* **TO DO**:
List every line in this data where the string "type" occurs.

* **LISTED ENTRIES**:
......

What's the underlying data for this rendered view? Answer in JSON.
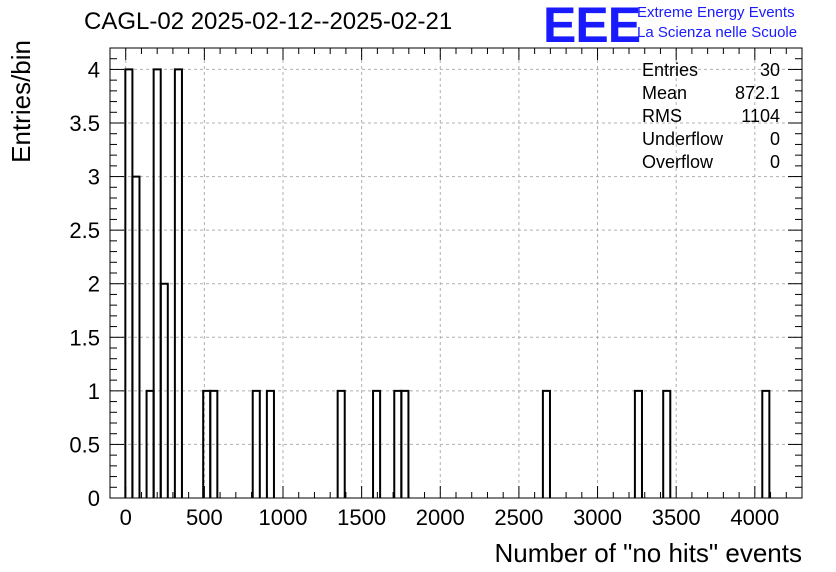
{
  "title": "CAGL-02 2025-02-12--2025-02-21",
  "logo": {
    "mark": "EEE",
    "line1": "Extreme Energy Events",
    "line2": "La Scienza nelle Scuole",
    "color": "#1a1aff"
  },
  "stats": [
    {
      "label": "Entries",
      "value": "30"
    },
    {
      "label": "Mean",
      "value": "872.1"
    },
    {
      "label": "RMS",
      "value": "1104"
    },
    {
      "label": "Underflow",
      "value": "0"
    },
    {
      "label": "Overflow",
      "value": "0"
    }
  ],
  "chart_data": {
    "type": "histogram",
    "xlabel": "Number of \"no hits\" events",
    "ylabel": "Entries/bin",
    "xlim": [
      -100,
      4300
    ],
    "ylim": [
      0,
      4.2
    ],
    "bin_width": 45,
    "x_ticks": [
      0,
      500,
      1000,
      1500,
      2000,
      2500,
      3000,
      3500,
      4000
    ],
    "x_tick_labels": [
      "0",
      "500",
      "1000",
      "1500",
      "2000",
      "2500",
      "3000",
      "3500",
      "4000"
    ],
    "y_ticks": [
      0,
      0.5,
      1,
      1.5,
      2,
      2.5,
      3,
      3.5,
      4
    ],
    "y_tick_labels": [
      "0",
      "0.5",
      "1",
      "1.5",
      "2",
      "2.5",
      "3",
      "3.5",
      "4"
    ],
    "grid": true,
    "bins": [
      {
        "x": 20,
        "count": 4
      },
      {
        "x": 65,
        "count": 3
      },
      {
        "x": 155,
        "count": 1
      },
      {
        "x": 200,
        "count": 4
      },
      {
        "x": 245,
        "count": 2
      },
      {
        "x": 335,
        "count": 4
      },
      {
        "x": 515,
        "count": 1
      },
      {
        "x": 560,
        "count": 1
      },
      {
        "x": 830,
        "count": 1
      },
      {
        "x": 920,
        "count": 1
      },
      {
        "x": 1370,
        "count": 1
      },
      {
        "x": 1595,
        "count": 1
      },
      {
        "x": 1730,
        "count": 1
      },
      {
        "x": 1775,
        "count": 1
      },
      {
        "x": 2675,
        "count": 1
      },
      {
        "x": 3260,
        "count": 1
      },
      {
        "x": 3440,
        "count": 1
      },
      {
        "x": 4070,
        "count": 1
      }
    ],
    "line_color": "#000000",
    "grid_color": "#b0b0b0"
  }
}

......

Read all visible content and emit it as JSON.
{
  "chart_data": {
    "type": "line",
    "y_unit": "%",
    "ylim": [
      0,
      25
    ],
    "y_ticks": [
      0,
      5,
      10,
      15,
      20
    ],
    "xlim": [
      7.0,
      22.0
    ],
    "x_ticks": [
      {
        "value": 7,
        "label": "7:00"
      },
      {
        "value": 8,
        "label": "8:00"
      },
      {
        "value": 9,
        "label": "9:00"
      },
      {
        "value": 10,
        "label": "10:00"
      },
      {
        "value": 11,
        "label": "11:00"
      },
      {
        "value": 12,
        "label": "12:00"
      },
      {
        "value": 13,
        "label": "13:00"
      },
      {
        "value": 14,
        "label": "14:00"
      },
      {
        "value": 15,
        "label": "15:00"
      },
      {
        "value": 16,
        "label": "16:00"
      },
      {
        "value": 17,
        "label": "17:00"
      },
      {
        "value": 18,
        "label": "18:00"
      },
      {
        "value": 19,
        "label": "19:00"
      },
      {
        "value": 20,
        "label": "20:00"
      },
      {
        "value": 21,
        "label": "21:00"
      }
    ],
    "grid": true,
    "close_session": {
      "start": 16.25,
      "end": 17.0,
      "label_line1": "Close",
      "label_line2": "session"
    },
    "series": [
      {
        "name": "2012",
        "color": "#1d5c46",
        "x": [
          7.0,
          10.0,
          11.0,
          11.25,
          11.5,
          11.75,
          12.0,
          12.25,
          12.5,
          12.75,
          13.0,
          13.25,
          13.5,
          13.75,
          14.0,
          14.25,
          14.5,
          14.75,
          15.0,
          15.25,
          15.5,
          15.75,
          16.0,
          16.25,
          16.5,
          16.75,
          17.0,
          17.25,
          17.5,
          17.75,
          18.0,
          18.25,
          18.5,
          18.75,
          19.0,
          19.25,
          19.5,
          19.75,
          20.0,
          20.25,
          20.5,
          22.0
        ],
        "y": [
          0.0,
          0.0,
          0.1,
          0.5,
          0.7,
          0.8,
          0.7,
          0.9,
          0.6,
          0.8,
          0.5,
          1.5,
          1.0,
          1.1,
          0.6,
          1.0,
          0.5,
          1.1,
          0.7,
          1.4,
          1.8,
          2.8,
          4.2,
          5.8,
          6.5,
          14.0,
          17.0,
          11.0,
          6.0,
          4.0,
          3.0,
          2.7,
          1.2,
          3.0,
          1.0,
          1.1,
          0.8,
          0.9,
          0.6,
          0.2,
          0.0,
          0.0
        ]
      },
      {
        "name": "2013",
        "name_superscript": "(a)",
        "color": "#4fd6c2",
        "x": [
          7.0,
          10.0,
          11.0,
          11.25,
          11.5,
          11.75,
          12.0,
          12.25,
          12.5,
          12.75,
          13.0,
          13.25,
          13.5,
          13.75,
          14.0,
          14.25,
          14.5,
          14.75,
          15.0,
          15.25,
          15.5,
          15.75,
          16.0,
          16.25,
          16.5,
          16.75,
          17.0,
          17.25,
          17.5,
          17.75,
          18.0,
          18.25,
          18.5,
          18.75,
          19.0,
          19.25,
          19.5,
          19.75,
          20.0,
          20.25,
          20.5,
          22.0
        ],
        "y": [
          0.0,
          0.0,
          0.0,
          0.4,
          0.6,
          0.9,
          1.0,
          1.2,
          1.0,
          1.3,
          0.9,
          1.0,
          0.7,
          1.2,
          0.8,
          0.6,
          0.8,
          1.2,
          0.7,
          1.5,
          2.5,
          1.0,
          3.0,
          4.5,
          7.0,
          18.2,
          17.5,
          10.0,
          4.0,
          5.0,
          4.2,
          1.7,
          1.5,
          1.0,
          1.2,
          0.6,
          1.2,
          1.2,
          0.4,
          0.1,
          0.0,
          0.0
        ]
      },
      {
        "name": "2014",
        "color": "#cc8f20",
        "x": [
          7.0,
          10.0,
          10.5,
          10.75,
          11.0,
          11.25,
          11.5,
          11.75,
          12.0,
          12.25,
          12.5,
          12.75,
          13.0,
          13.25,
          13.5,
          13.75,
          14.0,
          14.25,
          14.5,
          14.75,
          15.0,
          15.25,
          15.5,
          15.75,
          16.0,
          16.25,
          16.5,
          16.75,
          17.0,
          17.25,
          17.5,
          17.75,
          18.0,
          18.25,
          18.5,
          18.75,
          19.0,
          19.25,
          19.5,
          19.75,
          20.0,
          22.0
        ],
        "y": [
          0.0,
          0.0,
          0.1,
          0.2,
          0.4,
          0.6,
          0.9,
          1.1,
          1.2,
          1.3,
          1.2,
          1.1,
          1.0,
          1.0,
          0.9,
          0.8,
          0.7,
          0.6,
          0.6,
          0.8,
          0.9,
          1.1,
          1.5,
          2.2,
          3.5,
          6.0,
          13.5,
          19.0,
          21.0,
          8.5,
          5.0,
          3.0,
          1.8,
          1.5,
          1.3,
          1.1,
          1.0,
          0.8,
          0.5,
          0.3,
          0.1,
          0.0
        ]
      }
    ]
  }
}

......

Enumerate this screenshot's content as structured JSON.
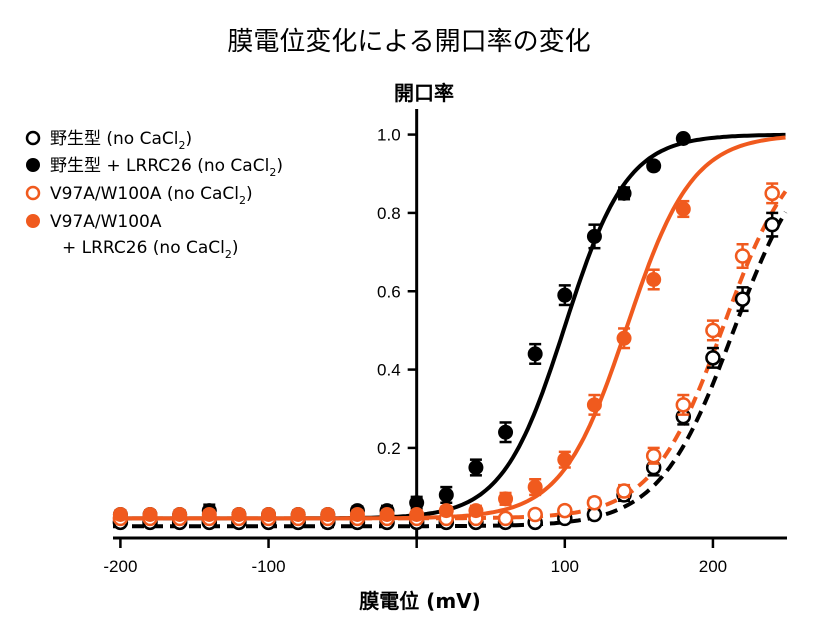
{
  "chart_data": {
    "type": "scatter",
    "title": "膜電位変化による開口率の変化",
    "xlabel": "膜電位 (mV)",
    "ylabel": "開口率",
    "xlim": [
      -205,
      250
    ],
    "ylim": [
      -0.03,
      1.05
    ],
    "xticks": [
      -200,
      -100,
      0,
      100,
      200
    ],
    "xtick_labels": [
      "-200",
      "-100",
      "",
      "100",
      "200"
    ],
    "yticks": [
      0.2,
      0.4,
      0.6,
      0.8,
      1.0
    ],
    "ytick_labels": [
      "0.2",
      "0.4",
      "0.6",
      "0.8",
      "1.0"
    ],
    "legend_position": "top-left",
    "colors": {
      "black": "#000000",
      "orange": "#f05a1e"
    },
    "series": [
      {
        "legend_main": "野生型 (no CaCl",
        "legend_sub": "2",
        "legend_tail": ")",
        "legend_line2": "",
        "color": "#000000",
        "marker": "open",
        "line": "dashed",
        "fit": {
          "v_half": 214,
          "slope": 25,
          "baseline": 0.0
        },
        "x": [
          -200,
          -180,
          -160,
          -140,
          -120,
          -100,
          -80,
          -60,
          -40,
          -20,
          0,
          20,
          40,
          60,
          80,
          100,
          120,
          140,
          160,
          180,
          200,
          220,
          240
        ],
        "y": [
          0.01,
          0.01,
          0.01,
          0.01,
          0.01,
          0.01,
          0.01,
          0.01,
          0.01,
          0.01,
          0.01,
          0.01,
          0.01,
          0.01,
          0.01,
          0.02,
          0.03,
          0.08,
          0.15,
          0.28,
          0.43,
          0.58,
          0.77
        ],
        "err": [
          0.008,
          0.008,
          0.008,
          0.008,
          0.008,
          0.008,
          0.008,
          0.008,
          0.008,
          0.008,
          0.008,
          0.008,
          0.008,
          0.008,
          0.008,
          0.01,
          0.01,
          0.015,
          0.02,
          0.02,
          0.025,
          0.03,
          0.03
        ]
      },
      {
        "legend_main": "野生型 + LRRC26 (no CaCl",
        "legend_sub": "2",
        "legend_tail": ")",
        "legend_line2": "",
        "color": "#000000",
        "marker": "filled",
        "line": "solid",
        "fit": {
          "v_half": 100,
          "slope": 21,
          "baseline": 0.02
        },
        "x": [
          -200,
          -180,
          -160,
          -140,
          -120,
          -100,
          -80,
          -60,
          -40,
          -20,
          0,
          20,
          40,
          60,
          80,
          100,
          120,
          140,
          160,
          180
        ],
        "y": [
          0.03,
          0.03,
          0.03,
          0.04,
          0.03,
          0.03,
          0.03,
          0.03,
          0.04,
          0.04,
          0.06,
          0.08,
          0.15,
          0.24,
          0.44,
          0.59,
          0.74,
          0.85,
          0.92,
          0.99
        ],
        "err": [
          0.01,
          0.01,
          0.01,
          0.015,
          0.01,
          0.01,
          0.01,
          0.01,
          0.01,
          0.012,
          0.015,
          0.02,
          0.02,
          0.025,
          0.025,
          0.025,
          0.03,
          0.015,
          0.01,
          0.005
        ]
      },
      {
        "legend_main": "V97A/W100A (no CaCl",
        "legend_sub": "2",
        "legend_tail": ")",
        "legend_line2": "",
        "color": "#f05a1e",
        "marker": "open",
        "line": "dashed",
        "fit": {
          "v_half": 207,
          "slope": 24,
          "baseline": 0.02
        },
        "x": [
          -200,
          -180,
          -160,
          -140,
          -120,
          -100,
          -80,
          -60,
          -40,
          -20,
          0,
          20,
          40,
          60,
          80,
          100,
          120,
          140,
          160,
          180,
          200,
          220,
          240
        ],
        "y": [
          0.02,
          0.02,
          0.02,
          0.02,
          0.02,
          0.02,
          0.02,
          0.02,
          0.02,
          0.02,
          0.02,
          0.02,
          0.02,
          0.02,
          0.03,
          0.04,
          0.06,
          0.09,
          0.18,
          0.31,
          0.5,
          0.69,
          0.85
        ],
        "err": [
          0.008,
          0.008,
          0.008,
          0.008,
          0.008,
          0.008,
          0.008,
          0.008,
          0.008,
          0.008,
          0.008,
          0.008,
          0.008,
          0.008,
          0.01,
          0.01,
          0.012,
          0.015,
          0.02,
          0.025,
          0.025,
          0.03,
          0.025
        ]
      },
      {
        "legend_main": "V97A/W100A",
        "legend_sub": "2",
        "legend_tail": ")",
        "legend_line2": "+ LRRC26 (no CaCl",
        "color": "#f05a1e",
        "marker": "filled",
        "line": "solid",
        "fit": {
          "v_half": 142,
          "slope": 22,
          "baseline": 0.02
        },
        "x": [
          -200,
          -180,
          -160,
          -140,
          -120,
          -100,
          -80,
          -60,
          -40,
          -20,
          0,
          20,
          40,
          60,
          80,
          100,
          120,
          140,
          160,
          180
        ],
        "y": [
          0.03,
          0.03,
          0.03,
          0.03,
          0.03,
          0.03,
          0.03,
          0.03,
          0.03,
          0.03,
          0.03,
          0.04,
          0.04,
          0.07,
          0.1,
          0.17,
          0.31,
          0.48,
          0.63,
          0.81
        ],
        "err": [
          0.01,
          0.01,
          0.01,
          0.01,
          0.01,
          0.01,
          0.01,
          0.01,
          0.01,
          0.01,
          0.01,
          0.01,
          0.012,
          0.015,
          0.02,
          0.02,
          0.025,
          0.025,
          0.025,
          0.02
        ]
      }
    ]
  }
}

......

* **SOLUTION TO THE PROBLEM**:
    "type": "histogram",
    "type": "line",
    "type": "scatter",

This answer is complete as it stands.